Stored records>

* begin *

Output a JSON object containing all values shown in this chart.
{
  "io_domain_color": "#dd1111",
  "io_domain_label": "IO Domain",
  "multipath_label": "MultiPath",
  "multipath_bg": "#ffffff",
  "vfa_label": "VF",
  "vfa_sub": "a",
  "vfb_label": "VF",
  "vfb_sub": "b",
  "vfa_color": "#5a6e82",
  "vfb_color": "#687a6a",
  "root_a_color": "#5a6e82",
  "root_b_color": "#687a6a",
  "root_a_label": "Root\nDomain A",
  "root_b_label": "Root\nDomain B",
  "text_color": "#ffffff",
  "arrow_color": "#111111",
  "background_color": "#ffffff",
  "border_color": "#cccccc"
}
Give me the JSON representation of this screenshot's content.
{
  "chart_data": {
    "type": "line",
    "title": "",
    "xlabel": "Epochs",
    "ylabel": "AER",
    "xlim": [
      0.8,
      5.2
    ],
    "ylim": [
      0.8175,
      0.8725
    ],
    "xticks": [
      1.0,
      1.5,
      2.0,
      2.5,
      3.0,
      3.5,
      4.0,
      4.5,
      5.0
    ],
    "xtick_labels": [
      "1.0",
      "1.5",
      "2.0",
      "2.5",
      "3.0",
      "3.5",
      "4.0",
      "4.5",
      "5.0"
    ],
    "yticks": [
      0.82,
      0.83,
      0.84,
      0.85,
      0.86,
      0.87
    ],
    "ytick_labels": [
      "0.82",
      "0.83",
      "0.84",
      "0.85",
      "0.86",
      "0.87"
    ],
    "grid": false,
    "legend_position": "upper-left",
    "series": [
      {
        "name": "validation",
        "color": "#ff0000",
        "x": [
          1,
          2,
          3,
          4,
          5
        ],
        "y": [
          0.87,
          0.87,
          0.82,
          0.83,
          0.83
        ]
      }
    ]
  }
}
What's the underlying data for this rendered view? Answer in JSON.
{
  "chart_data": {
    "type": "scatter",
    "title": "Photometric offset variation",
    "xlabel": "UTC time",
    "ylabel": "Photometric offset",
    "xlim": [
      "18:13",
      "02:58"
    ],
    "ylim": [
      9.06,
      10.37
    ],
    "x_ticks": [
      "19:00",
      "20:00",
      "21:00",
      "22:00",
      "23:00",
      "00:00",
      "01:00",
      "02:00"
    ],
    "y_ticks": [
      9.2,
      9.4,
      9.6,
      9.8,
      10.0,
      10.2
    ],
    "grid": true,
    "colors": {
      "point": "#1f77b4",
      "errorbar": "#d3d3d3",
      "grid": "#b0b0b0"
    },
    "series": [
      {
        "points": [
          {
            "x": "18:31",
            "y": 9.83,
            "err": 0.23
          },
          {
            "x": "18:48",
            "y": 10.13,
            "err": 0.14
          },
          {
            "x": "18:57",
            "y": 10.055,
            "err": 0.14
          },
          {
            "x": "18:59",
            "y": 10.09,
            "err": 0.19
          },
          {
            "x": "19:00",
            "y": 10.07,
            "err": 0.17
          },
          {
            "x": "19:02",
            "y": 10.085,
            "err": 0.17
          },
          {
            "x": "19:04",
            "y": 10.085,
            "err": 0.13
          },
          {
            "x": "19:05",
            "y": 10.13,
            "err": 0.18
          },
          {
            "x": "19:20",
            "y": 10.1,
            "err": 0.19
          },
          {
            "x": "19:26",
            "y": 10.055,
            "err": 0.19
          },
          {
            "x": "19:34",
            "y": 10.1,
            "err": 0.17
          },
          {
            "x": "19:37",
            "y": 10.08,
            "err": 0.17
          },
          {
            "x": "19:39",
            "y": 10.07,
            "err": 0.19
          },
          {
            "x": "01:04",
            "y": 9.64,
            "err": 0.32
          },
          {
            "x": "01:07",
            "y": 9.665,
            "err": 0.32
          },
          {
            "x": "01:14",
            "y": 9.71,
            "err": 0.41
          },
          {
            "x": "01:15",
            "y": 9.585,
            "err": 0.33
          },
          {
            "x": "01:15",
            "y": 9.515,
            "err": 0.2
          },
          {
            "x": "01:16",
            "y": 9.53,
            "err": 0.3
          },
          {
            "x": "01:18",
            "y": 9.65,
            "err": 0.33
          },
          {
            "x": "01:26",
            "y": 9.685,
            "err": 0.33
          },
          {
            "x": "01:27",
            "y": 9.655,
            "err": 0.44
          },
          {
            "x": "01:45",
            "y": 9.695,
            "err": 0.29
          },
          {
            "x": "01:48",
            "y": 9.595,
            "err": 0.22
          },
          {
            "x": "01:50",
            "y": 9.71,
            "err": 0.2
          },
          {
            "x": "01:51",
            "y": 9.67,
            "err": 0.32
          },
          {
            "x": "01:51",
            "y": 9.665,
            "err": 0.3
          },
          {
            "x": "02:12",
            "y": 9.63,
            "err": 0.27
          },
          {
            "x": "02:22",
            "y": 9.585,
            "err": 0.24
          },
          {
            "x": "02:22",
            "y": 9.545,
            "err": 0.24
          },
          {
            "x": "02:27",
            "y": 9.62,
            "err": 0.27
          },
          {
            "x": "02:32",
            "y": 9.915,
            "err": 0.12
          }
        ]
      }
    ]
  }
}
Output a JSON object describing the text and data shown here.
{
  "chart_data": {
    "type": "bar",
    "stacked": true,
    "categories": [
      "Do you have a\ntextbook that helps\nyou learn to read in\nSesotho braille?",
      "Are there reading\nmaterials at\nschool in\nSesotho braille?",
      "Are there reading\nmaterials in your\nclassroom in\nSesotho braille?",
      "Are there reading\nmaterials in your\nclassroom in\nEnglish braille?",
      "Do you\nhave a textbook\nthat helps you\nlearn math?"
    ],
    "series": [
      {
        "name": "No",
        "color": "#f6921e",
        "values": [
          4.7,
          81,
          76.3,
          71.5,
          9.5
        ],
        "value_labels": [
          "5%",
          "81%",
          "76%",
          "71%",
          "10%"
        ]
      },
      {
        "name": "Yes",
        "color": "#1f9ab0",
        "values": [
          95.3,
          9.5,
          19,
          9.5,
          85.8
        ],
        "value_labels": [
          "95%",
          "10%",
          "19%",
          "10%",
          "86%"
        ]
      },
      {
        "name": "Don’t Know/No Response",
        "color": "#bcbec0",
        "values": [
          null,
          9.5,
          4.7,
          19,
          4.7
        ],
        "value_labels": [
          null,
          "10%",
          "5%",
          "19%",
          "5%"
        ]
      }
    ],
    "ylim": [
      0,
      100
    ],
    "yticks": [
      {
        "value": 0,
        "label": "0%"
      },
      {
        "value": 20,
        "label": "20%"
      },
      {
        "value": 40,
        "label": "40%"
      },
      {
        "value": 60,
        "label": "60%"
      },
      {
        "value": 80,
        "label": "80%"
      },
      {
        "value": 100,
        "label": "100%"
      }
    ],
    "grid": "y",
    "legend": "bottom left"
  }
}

* end *

Exercise>
Show every line where the string "nSesotho" appears.

Reply>
      "Do you have a\ntextbook that helps\nyou learn to read in\nSesotho braille?",
      "Are there reading\nmaterials at\nschool in\nSesotho braille?",
      "Are there reading\nmaterials in your\nclassroom in\nSesotho braille?",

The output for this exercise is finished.